* TEXTO CITADO *
Enquanto confessavam quais os seus sketches preferidos – o pouco conhecido Uma barata no banheiro é o eleito por Gregorio Duvivier; a série O Refém é a escolha de João Vicente de Castro -, foram falando do seu trabalho como inspiração individual transformada em obra colectiva. Cada um tem a sua metodologia criativa – “eu gosto de usar drogas legais na Holanda”, diz Duvivier – e os esboços daí nascidos, organizados por Fábio Porchat, passam depois de mão em mão, retocados, riscados, misturados com outros, tantas vezes deitados fora ou, outras, completamente reescritos. “Deus [em que uma mulher morre e descobre que o Deus verdadeiro é a divindade adorada por uma pequeno tribo polinésia], começou como reunião de todos os deuses. Mas depois fomos eliminando-os um a um”. Sobrou o polinésio e, com ele um sketch em que, de forma muito simples, devidamente herética, se desmascara a ambição de cada religião à universalidade.

No final da conferência de imprensa estarão público, jornalistas e humoristas de olhos nas imagens na parede, onde passam os três minutos de Quem manda, com um pai super protector até ao grotesco e o aterrorizado namorado da filha. Aquele humor, além do apreço e das gargalhadas de milhões, já lhes valeu várias ameaças de processos judiciais por parte das igrejas evangélicas, principalmente após o Especial de Natal criado em 2013, ameaças pouco discretas em operações stop (a polícia brasileira é alvo comum nos sketches e João Vicente de Castro teve um agente a dizer-lhe de cara fechada: “se fosse outro policial, atirava você já para o mato”), ou perdas de contratos publicitários com empresas de fast-food - a gerente responsável pela mesma chamava-se Kellen e levou a peito o sketch em que uma rapariga procura aquele nome nas latas de refrigerante dispostas numa prateleira de supermercado: “Ah, Kellen não tem. Nome de puta qualquer um faz”, explica o empregado.

* PARTES DO EXERCÍCIO *
(A) Traduza para o inglês esta frase do texto sobre os humoristas: "Sobrou o polinésio e, com ele um sketch em que, de forma muito simples, devidamente herética, se desmascara a ambição de cada religião à universalidade."
(B) Escreva o que vem depois da última frase do texto sobre os humoristas, dando continuidade a ele.
Os dados a seguir não têm nenhuma relação com o texto sobre os humoristas.

* DADOS FORNECIDOS *
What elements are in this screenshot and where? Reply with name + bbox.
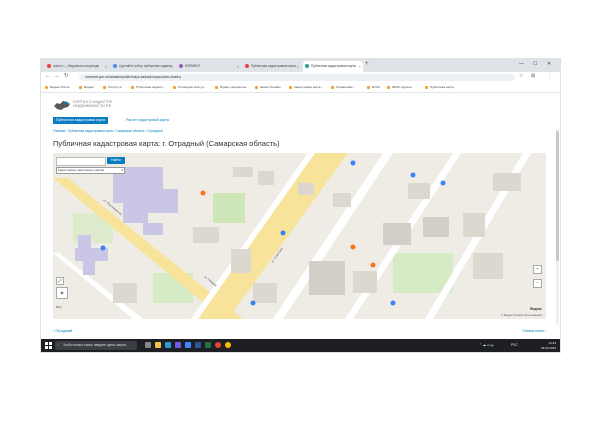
map-attribution[interactable]: © Яндекс Условия использования bbox=[501, 314, 542, 317]
close-icon[interactable]: × bbox=[171, 61, 173, 72]
extensions-icon[interactable]: ⊞ bbox=[531, 73, 535, 79]
file-explorer-icon[interactable] bbox=[155, 342, 161, 348]
bookmark-item[interactable]: Публичная карта bbox=[425, 83, 454, 92]
tray-icons[interactable]: ⌃ ☁ ▭ 🔈 bbox=[479, 339, 495, 352]
bookmark-item[interactable]: Госуслуги bbox=[103, 83, 122, 92]
close-icon[interactable]: × bbox=[297, 61, 299, 72]
map-view[interactable]: ул. Первомайская ул. Советская ул. Гайда… bbox=[53, 153, 546, 319]
bookmark-item[interactable]: Яндекс.Почта bbox=[45, 83, 69, 92]
browser-tab[interactable]: Сделайте отбор публичных кадастр × bbox=[111, 61, 175, 72]
forward-icon[interactable]: → bbox=[54, 73, 60, 79]
tab-public-map[interactable]: Публичная кадастровая карта bbox=[53, 117, 109, 124]
app-icon[interactable] bbox=[175, 342, 181, 348]
web-page: ПОРТАЛ О КАДАСТРЕ НЕДВИЖИМОСТИ РФ Публич… bbox=[41, 93, 560, 339]
browser-tab-active[interactable]: Публичная кадастровая карта × bbox=[303, 61, 363, 72]
zoom-out-button[interactable]: − bbox=[533, 279, 542, 288]
bookmark-icon bbox=[103, 86, 106, 89]
browser-tab[interactable]: Публичная кадастровая карта × bbox=[243, 61, 301, 72]
tab-favicon-icon bbox=[179, 64, 183, 68]
bookmark-icon bbox=[331, 86, 334, 89]
input-language[interactable]: РУС bbox=[511, 339, 518, 352]
bookmark-icon bbox=[215, 86, 218, 89]
excel-icon[interactable] bbox=[205, 342, 211, 348]
close-icon[interactable]: × bbox=[237, 61, 239, 72]
browser-tab-strip: xumi.ru — Ведомость переходн × Сделайте о… bbox=[41, 59, 560, 72]
edge-icon[interactable] bbox=[165, 342, 171, 348]
bookmark-icon bbox=[45, 86, 48, 89]
bookmark-item[interactable]: Яндекс bbox=[79, 83, 94, 92]
menu-icon[interactable]: ⋮ bbox=[547, 73, 552, 79]
tab-calculation[interactable]: Расчет кадастровой карты bbox=[123, 117, 172, 124]
windows-taskbar: ⌕ Чтобы начать поиск, введите здесь запр… bbox=[41, 339, 560, 352]
close-window-icon[interactable]: ✕ bbox=[547, 61, 551, 67]
bookmark-icon bbox=[425, 86, 428, 89]
search-button[interactable]: Найти bbox=[107, 157, 125, 164]
pager-next-link[interactable]: Похвистнево › bbox=[522, 329, 546, 333]
bookmark-icon bbox=[289, 86, 292, 89]
taskbar-clock[interactable]: 14:43 03.03.2023 bbox=[541, 341, 556, 350]
bookmark-item[interactable]: Подать документы... bbox=[215, 83, 249, 92]
search-icon: ⌕ bbox=[57, 343, 59, 347]
bookmark-icon bbox=[131, 86, 134, 89]
word-icon[interactable] bbox=[195, 342, 201, 348]
logo-text: ПОРТАЛ О КАДАСТРЕ НЕДВИЖИМОСТИ РФ bbox=[73, 100, 113, 108]
taskbar-search-input[interactable]: ⌕ Чтобы начать поиск, введите здесь запр… bbox=[55, 341, 137, 350]
layer-select[interactable]: Кадастровые земельные участки ▾ bbox=[56, 167, 125, 174]
map-canvas bbox=[53, 153, 546, 319]
tab-favicon-icon bbox=[245, 64, 249, 68]
task-view-icon[interactable] bbox=[145, 342, 151, 348]
logo-icon bbox=[54, 101, 70, 110]
scrollbar-thumb[interactable] bbox=[556, 131, 559, 261]
minimize-icon[interactable]: — bbox=[519, 61, 524, 67]
page-title: Публичная кадастровая карта: г. Отрадный… bbox=[53, 139, 280, 148]
tab-favicon-icon bbox=[47, 64, 51, 68]
close-icon[interactable]: × bbox=[105, 61, 107, 72]
bookmarks-bar: Яндекс.Почта Яндекс Госуслуги Публичная … bbox=[41, 83, 560, 93]
map-brand: Яндекс bbox=[529, 307, 542, 311]
breadcrumb[interactable]: Главная › Публичная кадастровая карта › … bbox=[53, 129, 163, 133]
layers-button[interactable]: ◈ bbox=[56, 287, 68, 299]
bookmark-item[interactable]: ФИАС Адреса bbox=[387, 83, 412, 92]
zoom-in-button[interactable]: + bbox=[533, 265, 542, 274]
url-text: rosreestr.gov.ru/cadastre/publichnaya-ka… bbox=[85, 75, 181, 79]
fullscreen-button[interactable]: ⤢ bbox=[56, 277, 64, 285]
bookmark-icon bbox=[255, 86, 258, 89]
bookmark-icon bbox=[79, 86, 82, 89]
close-icon[interactable]: × bbox=[359, 61, 361, 72]
browser-toolbar: ← → ↻ rosreestr.gov.ru/cadastre/publichn… bbox=[41, 72, 560, 83]
address-bar[interactable]: rosreestr.gov.ru/cadastre/publichnaya-ka… bbox=[79, 74, 515, 81]
bookmark-item[interactable]: ЕГРН bbox=[367, 83, 380, 92]
bookmark-icon bbox=[173, 86, 176, 89]
bookmark-item[interactable]: Справочник... bbox=[331, 83, 355, 92]
bookmark-item[interactable]: Публичная кадастр... bbox=[131, 83, 166, 92]
browser-tab[interactable]: xumi.ru — Ведомость переходн × bbox=[45, 61, 109, 72]
tab-favicon-icon bbox=[305, 64, 309, 68]
back-icon[interactable]: ← bbox=[45, 73, 51, 79]
browser-tab[interactable]: ЕЛЕМЕНТ × bbox=[177, 61, 241, 72]
maximize-icon[interactable]: ☐ bbox=[533, 61, 537, 67]
chrome-icon[interactable] bbox=[225, 342, 231, 348]
tab-favicon-icon bbox=[113, 64, 117, 68]
bookmark-item[interactable]: Госзакупки Контур... bbox=[173, 83, 206, 92]
bookmark-item[interactable]: Кадастровая карта... bbox=[289, 83, 323, 92]
store-icon[interactable] bbox=[185, 342, 191, 348]
windows-start-icon[interactable] bbox=[45, 342, 52, 349]
scale-label: 50 м bbox=[56, 306, 62, 309]
bookmark-item[interactable]: Земля Онлайн bbox=[255, 83, 281, 92]
yandex-browser-icon[interactable] bbox=[215, 342, 221, 348]
page-scrollbar[interactable] bbox=[556, 129, 559, 325]
pager-prev-link[interactable]: ‹ Отрадный bbox=[53, 329, 72, 333]
new-tab-button[interactable]: + bbox=[365, 61, 369, 67]
cadastral-search-box bbox=[56, 157, 106, 173]
star-icon[interactable]: ☆ bbox=[519, 73, 523, 79]
bookmark-icon bbox=[367, 86, 370, 89]
chevron-down-icon: ▾ bbox=[121, 168, 123, 172]
reload-icon[interactable]: ↻ bbox=[64, 73, 69, 79]
screen: xumi.ru — Ведомость переходн × Сделайте о… bbox=[41, 59, 560, 352]
bookmark-icon bbox=[387, 86, 390, 89]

* AS RESPOSTAS *
(A) What remained was the Polynesian one and, with it, a sketch in which, in a very simple and duly heretical way, the ambition of every religion to universality is unmasked.

(B)
Na génese do humor da Portas dos Fundos não estão comediantes brasileiros como Chico Anysio ou Jô Soares (“são génios, mas não é o que fazemos”). Por eles passam as palavras de Luis Fernando Verissimo ou Millôr Fernandes, passa o legado obrigatório dos Monty Python. “Gostamos de humor realista, contaminado pela net ou por desenhos animados nada ingénuos como Family Guy”, diz Gregório Duvivier.

Enquanto cresciam, contam, procuravam sem encontrar um humor arrojado, sintonizado com o seu tempo - os Monty Python, sendo geniais, eram passado. Entre outras coisas, acabariam por descobrir descobriram uns certos Gato Fedorento activos lá longe na Europa – e, de caminho Bruno Aleixo, e agora admiram João Quadros, César Mourão ou Salvador Martinha. “Era inteligente, era novo, ousado, nonsense”, entusiasma-se Duvivier – “já disse que o Ricardo Araújo Pereira é o maior humorista da língua portuguesa?”, exclamará três ou quatro vezes durante a conferência.

Um grupo de humoristas brasileiros olharam para o outro lado do Atlântico e entusiasmaram-se. Burilaram as suas ideias, atiraram-se à realidade que os rodeava e perceberam que só a total independência criativa seria satisfatória. A Internet adoptou-os num ápice. A televisão não resistiu. Chegam a agora a Portugal. Na horizontal. No auto-proclamado Dia Nacional da Ressaca.